**EXERCISE BRIEF**
Reproduce the listing below character for character; drop every image.

[Start of ROWS]

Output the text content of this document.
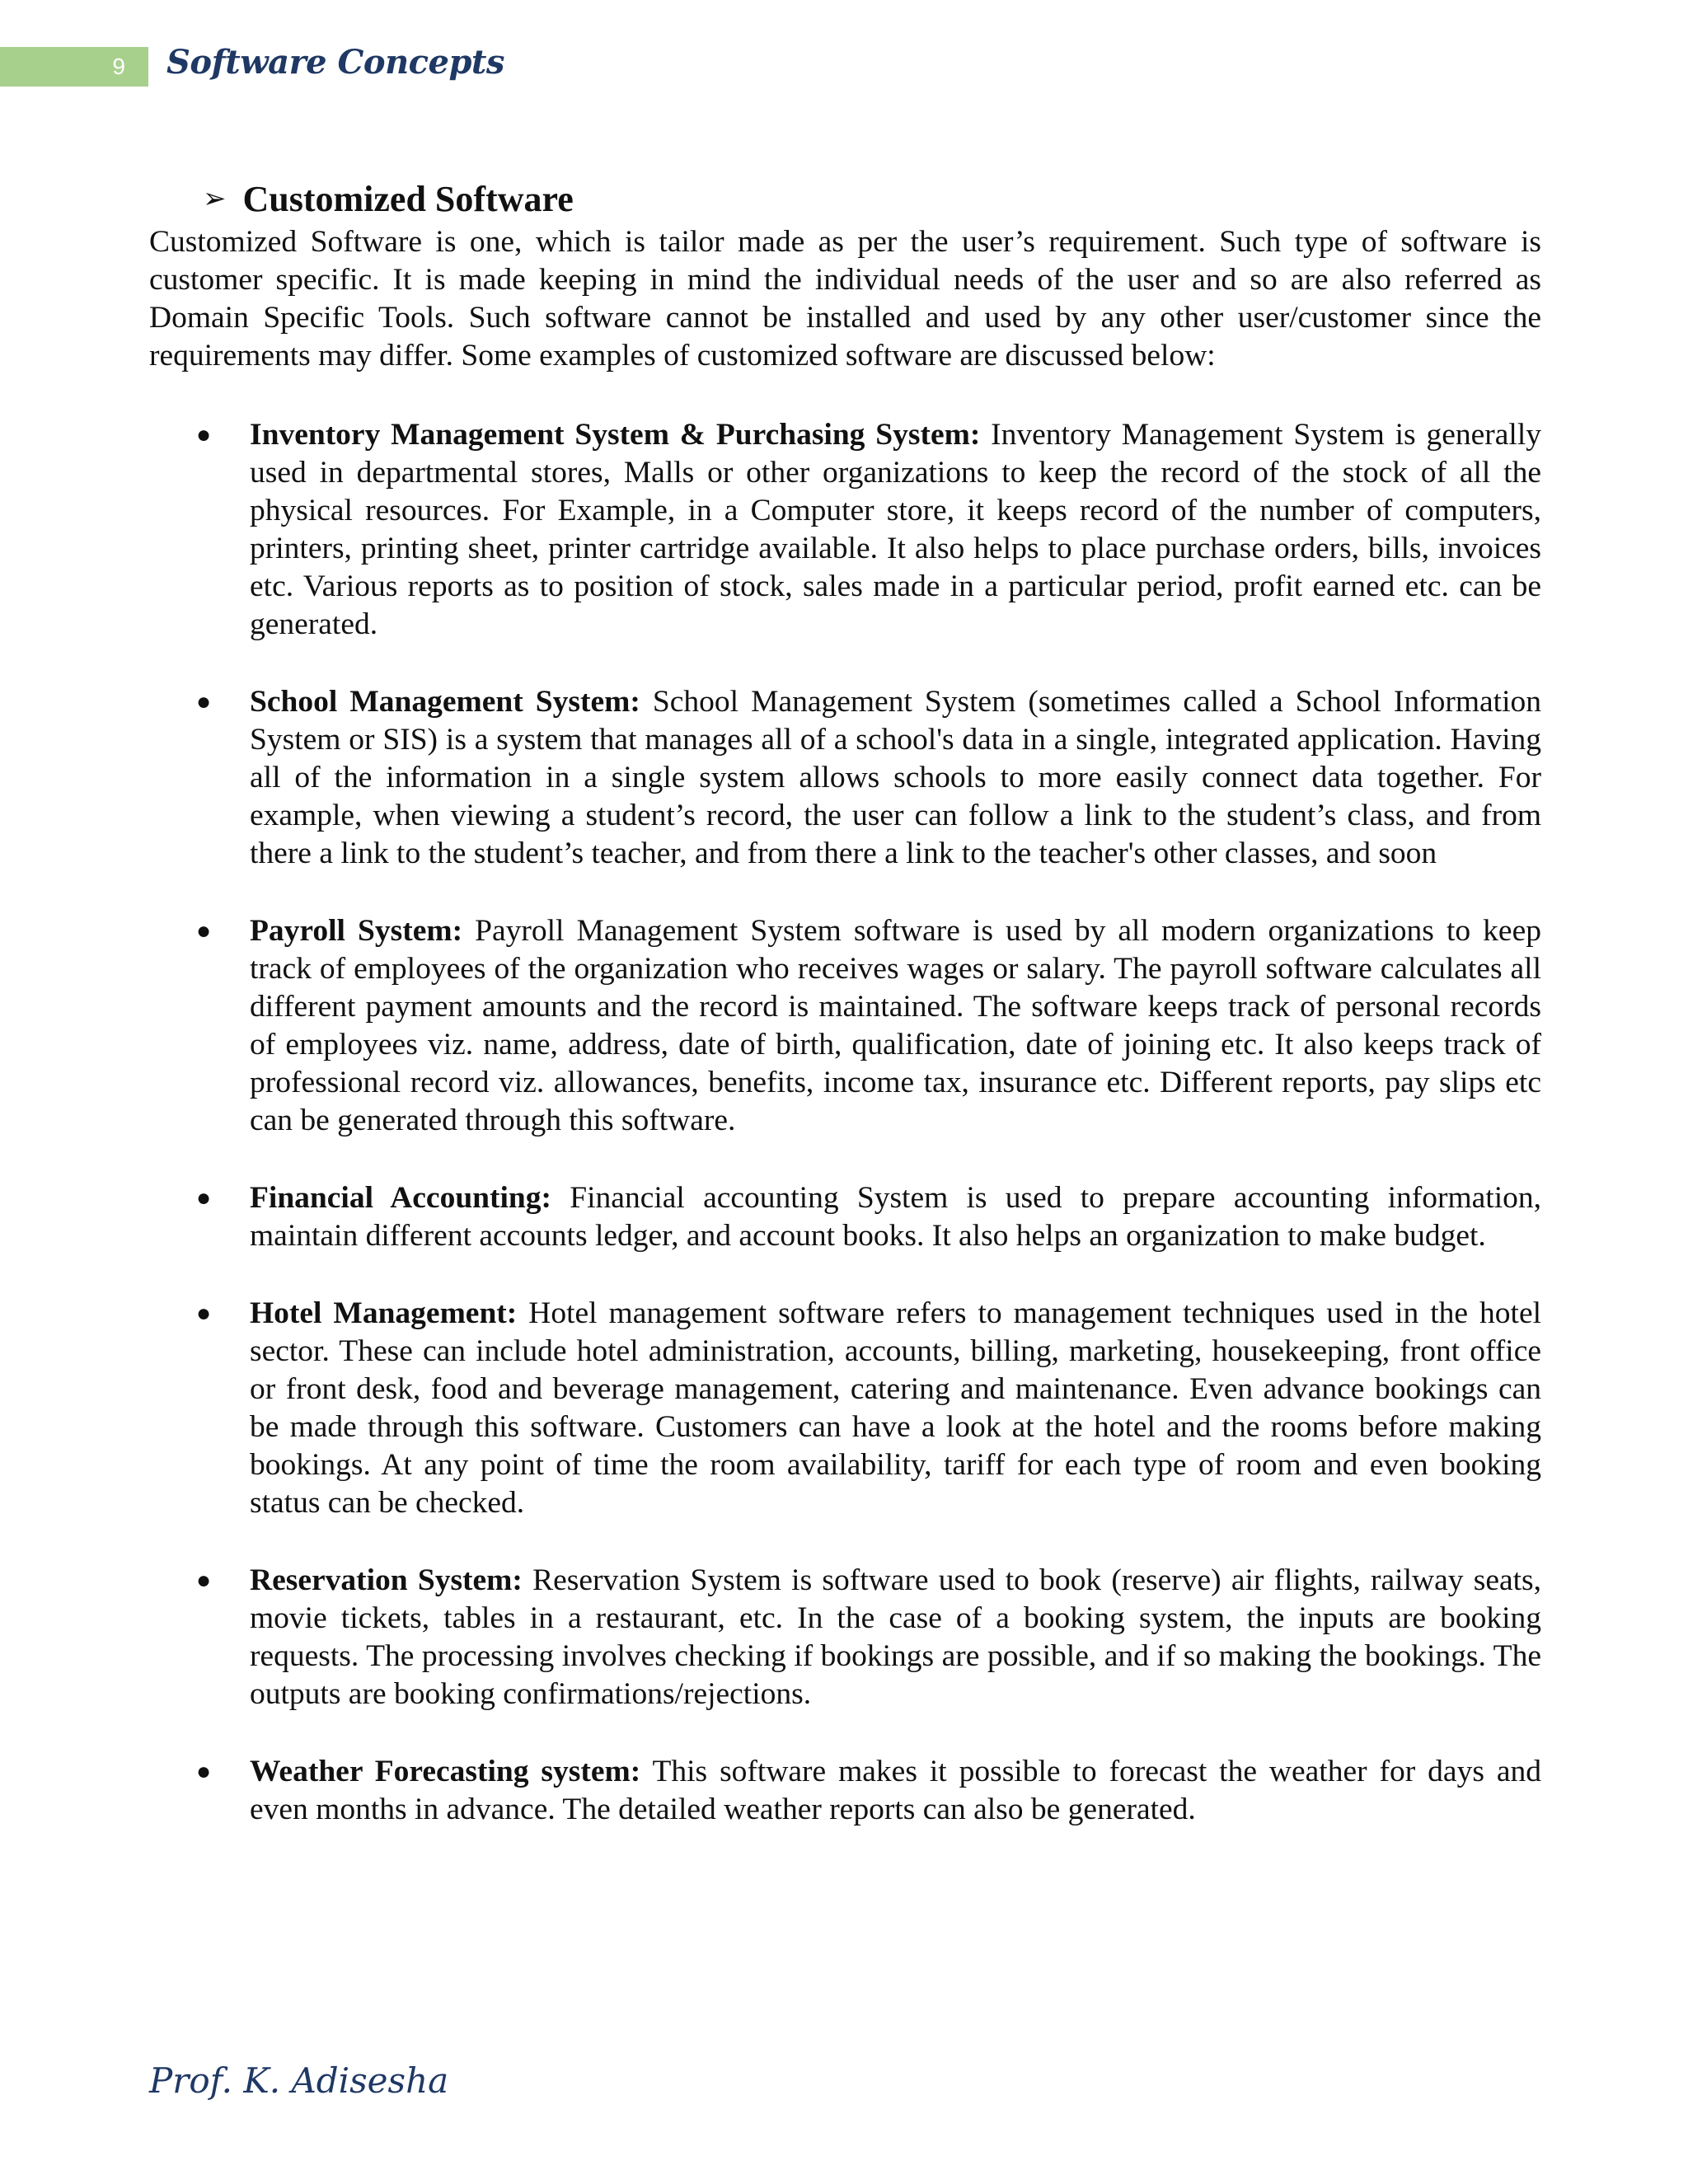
9	Software Concepts
➢ Customized Software

Customized Software is one, which is tailor made as per the user’s requirement. Such type of software is customer specific. It is made keeping in mind the individual needs of the user and so are also referred as Domain Specific Tools. Such software cannot be installed and used by any other user/customer since the requirements may differ. Some examples of customized software are discussed below:

● Inventory Management System & Purchasing System: Inventory Management System is generally used in departmental stores, Malls or other organizations to keep the record of the stock of all the physical resources. For Example, in a Computer store, it keeps record of the number of computers, printers, printing sheet, printer cartridge available. It also helps to place purchase orders, bills, invoices etc. Various reports as to position of stock, sales made in a particular period, profit earned etc. can be generated.
● School Management System: School Management System (sometimes called a School Information System or SIS) is a system that manages all of a school's data in a single, integrated application. Having all of the information in a single system allows schools to more easily connect data together. For example, when viewing a student’s record, the user can follow a link to the student’s class, and from there a link to the student’s teacher, and from there a link to the teacher's other classes, and soon
● Payroll System: Payroll Management System software is used by all modern organizations to keep track of employees of the organization who receives wages or salary. The payroll software calculates all different payment amounts and the record is maintained. The software keeps track of personal records of employees viz. name, address, date of birth, qualification, date of joining etc. It also keeps track of professional record viz. allowances, benefits, income tax, insurance etc. Different reports, pay slips etc can be generated through this software.
● Financial Accounting: Financial accounting System is used to prepare accounting information, maintain different accounts ledger, and account books. It also helps an organization to make budget.
● Hotel Management: Hotel management software refers to management techniques used in the hotel sector. These can include hotel administration, accounts, billing, marketing, housekeeping, front office or front desk, food and beverage management, catering and maintenance. Even advance bookings can be made through this software. Customers can have a look at the hotel and the rooms before making bookings. At any point of time the room availability, tariff for each type of room and even booking status can be checked.
● Reservation System: Reservation System is software used to book (reserve) air flights, railway seats, movie tickets, tables in a restaurant, etc. In the case of a booking system, the inputs are booking requests. The processing involves checking if bookings are possible, and if so making the bookings. The outputs are booking confirmations/rejections.
● Weather Forecasting system: This software makes it possible to forecast the weather for days and even months in advance. The detailed weather reports can also be generated.
Prof. K. Adisesha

[End of ROWS]

**WRITTEN RESPONSE**
Output the text content of this document.
9	Software Concepts
➢ Customized Software

Customized Software is one, which is tailor made as per the user’s requirement. Such type of software is customer specific. It is made keeping in mind the individual needs of the user and so are also referred as Domain Specific Tools. Such software cannot be installed and used by any other user/customer since the requirements may differ. Some examples of customized software are discussed below:

● Inventory Management System & Purchasing System: Inventory Management System is generally used in departmental stores, Malls or other organizations to keep the record of the stock of all the physical resources. For Example, in a Computer store, it keeps record of the number of computers, printers, printing sheet, printer cartridge available. It also helps to place purchase orders, bills, invoices etc. Various reports as to position of stock, sales made in a particular period, profit earned etc. can be generated.
● School Management System: School Management System (sometimes called a School Information System or SIS) is a system that manages all of a school's data in a single, integrated application. Having all of the information in a single system allows schools to more easily connect data together. For example, when viewing a student’s record, the user can follow a link to the student’s class, and from there a link to the student’s teacher, and from there a link to the teacher's other classes, and soon
● Payroll System: Payroll Management System software is used by all modern organizations to keep track of employees of the organization who receives wages or salary. The payroll software calculates all different payment amounts and the record is maintained. The software keeps track of personal records of employees viz. name, address, date of birth, qualification, date of joining etc. It also keeps track of professional record viz. allowances, benefits, income tax, insurance etc. Different reports, pay slips etc can be generated through this software.
● Financial Accounting: Financial accounting System is used to prepare accounting information, maintain different accounts ledger, and account books. It also helps an organization to make budget.
● Hotel Management: Hotel management software refers to management techniques used in the hotel sector. These can include hotel administration, accounts, billing, marketing, housekeeping, front office or front desk, food and beverage management, catering and maintenance. Even advance bookings can be made through this software. Customers can have a look at the hotel and the rooms before making bookings. At any point of time the room availability, tariff for each type of room and even booking status can be checked.
● Reservation System: Reservation System is software used to book (reserve) air flights, railway seats, movie tickets, tables in a restaurant, etc. In the case of a booking system, the inputs are booking requests. The processing involves checking if bookings are possible, and if so making the bookings. The outputs are booking confirmations/rejections.
● Weather Forecasting system: This software makes it possible to forecast the weather for days and even months in advance. The detailed weather reports can also be generated.
Prof. K. Adisesha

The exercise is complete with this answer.